Start

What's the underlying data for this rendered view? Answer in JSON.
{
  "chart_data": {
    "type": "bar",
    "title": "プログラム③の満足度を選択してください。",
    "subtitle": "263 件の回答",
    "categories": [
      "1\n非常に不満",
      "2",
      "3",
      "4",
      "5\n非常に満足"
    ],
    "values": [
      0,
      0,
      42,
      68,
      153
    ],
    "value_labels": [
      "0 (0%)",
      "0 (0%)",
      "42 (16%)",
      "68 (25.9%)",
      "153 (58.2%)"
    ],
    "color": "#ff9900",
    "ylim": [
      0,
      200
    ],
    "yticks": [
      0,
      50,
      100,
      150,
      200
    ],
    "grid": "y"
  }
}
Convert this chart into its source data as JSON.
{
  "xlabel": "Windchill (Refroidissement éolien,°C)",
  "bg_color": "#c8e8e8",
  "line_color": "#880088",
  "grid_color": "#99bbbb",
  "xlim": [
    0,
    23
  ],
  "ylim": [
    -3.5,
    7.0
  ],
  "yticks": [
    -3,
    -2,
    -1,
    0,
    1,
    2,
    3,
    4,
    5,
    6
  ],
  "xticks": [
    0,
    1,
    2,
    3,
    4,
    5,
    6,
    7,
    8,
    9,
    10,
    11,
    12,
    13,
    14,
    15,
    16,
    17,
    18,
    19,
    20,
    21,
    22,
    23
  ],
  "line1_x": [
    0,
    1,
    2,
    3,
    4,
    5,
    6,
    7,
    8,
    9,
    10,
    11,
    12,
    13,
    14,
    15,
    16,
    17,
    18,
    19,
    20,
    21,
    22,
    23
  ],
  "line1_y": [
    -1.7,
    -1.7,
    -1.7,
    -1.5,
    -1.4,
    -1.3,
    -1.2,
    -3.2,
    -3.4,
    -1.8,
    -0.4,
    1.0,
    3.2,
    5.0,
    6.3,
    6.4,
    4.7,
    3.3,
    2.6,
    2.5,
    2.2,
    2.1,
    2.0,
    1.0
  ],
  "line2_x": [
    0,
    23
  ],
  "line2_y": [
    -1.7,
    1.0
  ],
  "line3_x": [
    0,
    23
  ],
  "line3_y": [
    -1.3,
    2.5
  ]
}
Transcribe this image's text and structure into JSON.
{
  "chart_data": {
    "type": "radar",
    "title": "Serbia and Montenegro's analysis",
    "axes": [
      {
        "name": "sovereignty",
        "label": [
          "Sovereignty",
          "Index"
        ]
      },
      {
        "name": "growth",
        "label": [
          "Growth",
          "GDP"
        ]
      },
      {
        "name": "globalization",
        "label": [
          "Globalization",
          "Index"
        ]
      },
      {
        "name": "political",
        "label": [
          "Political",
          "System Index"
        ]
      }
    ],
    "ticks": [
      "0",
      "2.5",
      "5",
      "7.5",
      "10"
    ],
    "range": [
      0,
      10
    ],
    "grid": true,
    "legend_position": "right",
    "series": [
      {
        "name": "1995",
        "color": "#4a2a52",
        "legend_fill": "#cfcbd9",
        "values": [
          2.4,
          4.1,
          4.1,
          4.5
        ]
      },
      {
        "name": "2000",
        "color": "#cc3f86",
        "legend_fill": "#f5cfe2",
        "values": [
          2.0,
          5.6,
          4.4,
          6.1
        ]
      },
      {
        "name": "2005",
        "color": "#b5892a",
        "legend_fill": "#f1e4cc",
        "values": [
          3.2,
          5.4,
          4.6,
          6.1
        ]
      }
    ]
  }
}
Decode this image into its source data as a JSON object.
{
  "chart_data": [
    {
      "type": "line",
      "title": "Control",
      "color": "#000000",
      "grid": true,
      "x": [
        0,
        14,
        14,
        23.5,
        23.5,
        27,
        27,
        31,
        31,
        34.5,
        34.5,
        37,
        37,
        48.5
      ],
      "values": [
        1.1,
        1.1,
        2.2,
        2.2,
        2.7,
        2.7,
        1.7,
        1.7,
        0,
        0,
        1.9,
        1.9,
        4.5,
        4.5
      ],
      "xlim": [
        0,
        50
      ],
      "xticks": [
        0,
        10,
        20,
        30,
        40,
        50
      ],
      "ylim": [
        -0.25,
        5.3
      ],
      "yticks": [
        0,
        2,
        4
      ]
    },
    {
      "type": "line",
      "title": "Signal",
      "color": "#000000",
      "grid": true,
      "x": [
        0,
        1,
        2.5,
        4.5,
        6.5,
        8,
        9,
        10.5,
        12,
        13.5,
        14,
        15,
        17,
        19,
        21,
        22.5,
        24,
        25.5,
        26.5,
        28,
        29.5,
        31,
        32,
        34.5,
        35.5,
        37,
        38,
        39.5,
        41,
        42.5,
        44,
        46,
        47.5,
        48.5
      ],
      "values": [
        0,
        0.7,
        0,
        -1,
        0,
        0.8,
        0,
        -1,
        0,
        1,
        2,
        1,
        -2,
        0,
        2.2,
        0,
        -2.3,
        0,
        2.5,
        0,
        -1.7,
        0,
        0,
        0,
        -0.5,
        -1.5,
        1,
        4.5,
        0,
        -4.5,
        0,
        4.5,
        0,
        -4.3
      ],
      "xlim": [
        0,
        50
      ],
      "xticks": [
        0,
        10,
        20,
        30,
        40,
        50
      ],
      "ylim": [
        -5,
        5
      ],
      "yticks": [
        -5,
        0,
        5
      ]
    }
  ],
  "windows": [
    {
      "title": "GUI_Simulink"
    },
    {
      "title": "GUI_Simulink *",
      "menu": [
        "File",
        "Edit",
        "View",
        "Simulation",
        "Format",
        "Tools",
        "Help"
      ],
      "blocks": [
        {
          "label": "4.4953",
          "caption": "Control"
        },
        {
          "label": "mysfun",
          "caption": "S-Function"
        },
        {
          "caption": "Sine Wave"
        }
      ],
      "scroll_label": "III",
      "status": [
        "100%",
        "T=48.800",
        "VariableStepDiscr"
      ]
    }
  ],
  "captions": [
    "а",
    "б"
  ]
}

End

## EXERCISE:
Search the entries for "into" and copy out each line that has it.

## EXPECTED ANSWER:
Convert this chart into its source data as JSON.
Transcribe this image's text and structure into JSON.
Decode this image into its source data as a JSON object.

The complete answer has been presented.